(GIVEN DATA begins)
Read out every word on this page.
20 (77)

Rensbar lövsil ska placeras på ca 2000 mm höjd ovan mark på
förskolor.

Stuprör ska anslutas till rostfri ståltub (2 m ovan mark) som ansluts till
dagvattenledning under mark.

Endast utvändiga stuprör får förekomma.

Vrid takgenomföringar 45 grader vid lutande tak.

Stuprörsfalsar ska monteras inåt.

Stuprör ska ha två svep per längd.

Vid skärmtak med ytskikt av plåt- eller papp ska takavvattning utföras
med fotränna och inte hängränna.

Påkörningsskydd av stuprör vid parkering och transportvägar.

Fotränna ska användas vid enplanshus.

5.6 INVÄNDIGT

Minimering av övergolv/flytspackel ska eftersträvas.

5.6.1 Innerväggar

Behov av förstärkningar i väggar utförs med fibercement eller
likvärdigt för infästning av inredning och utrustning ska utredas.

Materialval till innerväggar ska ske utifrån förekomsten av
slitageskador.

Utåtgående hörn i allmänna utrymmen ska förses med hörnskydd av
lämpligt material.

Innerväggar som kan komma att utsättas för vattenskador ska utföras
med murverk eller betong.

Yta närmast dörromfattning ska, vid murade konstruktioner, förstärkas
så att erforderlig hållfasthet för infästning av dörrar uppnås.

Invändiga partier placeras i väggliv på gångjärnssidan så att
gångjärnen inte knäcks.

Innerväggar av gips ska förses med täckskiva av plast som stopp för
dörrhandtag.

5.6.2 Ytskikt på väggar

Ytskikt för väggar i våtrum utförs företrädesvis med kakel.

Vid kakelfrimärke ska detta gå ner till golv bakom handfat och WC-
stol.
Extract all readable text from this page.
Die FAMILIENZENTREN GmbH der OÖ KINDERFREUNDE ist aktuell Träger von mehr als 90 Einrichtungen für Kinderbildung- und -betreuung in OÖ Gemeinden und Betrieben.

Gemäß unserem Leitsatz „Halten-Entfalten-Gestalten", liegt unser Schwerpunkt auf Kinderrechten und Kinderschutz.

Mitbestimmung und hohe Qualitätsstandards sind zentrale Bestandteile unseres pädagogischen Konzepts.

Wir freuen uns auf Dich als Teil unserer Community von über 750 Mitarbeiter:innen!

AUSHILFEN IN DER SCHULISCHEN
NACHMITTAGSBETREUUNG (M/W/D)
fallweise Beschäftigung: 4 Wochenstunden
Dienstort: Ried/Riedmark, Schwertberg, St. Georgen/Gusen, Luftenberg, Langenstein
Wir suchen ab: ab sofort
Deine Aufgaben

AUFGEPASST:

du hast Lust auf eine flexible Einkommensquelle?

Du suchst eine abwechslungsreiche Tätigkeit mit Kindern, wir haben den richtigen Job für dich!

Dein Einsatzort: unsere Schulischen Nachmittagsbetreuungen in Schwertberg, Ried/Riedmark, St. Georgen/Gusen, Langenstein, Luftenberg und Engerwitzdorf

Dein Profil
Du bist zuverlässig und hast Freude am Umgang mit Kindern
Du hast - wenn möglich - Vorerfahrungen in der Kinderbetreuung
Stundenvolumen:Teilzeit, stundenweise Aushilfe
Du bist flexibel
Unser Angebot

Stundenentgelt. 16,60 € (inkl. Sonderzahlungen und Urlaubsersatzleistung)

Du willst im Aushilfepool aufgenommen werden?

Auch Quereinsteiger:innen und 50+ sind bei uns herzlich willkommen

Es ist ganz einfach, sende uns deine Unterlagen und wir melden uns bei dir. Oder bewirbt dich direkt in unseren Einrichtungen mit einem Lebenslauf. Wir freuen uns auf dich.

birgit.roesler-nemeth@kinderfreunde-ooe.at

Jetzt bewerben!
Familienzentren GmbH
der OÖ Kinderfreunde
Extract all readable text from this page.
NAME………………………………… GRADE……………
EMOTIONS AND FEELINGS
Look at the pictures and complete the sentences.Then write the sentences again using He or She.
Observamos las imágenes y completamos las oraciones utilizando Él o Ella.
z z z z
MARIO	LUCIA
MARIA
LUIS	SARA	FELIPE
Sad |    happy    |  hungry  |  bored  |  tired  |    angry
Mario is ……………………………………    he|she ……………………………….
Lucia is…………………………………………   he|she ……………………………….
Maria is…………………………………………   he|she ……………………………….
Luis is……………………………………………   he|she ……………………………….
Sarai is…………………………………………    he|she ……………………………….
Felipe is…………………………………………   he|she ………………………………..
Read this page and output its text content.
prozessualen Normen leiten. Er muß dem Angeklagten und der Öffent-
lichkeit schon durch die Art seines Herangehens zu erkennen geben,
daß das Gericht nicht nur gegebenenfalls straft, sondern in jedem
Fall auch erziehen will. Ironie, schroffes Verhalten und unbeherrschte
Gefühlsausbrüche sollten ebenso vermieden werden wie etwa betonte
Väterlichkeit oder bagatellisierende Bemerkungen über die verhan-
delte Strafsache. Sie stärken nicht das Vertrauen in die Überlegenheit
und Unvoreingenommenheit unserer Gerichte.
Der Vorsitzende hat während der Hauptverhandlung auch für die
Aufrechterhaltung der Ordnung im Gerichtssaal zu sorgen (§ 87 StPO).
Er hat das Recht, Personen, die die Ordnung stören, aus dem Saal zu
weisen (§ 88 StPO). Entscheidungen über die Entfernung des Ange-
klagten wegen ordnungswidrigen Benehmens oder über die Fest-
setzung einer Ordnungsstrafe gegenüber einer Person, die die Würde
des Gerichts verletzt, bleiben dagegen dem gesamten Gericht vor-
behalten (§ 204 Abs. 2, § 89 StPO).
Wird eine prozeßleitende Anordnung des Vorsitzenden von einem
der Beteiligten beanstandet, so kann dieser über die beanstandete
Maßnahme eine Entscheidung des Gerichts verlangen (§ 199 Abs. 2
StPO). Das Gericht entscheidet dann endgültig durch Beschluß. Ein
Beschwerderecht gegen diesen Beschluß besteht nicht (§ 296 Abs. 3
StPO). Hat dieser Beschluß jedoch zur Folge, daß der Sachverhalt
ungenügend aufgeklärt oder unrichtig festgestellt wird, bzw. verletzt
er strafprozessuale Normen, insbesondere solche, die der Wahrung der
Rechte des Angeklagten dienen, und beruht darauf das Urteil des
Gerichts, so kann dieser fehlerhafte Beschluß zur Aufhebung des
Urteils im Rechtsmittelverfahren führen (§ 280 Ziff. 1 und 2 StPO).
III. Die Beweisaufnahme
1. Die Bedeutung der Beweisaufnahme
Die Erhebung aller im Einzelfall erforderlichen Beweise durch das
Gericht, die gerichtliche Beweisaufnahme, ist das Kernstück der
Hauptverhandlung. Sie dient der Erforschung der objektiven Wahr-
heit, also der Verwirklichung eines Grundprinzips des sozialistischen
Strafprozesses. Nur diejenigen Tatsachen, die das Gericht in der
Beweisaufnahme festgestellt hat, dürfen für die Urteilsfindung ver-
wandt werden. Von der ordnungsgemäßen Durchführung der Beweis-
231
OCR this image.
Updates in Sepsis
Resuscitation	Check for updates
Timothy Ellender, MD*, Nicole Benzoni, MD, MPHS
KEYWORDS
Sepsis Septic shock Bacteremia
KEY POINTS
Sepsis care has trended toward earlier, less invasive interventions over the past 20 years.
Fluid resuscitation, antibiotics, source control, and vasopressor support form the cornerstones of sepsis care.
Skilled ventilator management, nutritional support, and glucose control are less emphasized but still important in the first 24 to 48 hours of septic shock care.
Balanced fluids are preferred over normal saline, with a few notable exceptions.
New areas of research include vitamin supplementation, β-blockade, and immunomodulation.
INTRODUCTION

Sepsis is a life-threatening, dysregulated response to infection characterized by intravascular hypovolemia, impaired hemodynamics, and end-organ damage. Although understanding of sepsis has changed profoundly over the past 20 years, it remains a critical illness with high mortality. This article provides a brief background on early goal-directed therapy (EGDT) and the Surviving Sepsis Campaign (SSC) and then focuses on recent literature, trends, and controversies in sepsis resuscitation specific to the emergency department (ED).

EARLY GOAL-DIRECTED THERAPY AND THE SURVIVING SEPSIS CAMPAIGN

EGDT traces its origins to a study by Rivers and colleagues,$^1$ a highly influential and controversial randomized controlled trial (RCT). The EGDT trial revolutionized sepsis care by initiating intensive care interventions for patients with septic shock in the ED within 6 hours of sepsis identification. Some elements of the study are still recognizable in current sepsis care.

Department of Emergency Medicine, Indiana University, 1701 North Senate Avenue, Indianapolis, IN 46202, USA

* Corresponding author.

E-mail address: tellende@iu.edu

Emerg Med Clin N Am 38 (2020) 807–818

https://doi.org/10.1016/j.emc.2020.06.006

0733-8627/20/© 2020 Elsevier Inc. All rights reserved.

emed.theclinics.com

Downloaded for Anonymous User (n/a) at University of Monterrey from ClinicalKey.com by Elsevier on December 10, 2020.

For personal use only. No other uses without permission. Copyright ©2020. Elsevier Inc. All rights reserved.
(GIVEN DATA ends)
▶ **PROBLEM STATEMENT**
Copy the lines above that hold the word "reserved".

▶ **ANSWER FOR THE TASK**
0733-8627/20/© 2020 Elsevier Inc. All rights reserved.
For personal use only. No other uses without permission. Copyright ©2020. Elsevier Inc. All rights reserved.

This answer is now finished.